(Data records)

** START **

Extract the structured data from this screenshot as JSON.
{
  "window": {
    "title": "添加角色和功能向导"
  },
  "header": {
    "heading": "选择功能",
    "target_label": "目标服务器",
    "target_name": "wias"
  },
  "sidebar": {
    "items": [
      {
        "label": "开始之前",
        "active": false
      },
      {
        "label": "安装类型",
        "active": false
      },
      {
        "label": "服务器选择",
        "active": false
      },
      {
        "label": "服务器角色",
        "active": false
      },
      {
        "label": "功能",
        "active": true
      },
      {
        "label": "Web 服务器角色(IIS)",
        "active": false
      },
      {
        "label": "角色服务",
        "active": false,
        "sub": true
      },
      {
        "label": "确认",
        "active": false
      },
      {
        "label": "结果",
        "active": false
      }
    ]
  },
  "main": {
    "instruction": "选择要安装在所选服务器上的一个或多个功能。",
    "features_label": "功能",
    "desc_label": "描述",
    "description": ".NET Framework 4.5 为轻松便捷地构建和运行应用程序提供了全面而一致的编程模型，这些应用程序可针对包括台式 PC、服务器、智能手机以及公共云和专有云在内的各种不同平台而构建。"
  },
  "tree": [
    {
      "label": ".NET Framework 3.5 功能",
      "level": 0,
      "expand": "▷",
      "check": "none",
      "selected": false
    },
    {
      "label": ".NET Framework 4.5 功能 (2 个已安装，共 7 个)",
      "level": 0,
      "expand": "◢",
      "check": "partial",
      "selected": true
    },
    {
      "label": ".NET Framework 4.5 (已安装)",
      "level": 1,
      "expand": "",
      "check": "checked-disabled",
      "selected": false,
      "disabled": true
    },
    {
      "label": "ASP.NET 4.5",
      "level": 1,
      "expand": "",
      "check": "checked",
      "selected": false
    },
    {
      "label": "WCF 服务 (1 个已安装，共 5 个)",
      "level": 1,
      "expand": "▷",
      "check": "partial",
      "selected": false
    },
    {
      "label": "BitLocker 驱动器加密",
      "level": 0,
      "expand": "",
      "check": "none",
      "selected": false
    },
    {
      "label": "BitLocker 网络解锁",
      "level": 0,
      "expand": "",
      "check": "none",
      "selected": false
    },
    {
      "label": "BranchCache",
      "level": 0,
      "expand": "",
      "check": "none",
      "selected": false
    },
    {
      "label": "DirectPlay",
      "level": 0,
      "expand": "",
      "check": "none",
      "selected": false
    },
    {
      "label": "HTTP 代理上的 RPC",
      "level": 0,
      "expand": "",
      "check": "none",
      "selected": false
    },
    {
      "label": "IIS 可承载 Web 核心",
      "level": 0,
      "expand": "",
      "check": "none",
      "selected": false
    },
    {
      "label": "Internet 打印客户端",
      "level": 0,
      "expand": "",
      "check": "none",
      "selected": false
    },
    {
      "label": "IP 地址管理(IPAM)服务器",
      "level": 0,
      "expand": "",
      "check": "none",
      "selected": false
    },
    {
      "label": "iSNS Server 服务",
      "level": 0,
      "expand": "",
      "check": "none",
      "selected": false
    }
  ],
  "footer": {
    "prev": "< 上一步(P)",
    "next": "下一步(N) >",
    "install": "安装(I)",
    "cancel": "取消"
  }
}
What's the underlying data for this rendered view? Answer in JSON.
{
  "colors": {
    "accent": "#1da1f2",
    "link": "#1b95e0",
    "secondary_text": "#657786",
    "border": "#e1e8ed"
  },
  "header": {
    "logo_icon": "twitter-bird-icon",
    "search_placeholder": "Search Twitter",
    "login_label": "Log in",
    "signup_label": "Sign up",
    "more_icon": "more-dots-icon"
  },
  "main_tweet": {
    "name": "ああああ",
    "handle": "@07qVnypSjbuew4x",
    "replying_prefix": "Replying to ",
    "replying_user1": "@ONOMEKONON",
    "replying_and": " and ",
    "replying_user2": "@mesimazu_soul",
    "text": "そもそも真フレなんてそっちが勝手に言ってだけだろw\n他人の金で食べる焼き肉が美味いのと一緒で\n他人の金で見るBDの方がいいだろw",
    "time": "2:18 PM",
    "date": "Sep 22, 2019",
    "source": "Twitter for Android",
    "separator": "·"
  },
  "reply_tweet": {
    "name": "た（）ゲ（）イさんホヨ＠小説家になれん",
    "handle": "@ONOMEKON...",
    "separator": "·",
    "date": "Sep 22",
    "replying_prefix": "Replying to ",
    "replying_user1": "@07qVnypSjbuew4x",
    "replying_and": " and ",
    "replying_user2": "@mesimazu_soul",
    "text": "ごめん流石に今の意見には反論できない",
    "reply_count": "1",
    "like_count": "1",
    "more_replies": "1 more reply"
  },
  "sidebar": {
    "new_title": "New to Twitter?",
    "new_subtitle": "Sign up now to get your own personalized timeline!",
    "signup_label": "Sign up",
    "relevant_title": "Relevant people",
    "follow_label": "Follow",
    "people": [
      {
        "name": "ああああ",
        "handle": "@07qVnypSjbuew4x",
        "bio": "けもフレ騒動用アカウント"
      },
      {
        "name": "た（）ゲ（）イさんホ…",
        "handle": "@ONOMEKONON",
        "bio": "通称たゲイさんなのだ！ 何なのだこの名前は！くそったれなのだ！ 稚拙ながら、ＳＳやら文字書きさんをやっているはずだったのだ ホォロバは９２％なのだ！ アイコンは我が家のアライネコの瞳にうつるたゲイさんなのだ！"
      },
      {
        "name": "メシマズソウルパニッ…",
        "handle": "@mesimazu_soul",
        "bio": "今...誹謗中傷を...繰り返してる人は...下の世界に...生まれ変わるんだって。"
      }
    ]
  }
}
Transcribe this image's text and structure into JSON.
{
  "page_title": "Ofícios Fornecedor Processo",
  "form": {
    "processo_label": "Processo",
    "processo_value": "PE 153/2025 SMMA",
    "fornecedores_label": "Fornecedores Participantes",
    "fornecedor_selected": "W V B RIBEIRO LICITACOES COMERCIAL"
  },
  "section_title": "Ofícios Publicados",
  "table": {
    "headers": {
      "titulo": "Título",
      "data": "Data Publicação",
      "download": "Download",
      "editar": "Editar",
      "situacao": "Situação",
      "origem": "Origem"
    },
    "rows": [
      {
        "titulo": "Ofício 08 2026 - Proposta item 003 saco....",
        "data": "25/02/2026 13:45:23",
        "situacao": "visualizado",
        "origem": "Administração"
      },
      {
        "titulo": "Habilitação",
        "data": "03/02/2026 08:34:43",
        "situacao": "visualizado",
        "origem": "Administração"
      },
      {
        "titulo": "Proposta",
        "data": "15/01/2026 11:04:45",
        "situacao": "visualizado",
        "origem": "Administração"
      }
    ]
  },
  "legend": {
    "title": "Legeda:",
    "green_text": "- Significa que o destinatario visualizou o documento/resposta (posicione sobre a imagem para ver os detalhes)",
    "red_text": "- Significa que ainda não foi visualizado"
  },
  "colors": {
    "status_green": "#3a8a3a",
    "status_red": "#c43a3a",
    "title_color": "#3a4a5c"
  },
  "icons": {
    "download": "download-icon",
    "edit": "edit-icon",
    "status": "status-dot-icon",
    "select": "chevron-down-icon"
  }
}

** END **

**What is being asked**. Pull out all lines containing "true".

**Answer to this problem**.
        "active": true
        "sub": true
      "selected": true
      "disabled": true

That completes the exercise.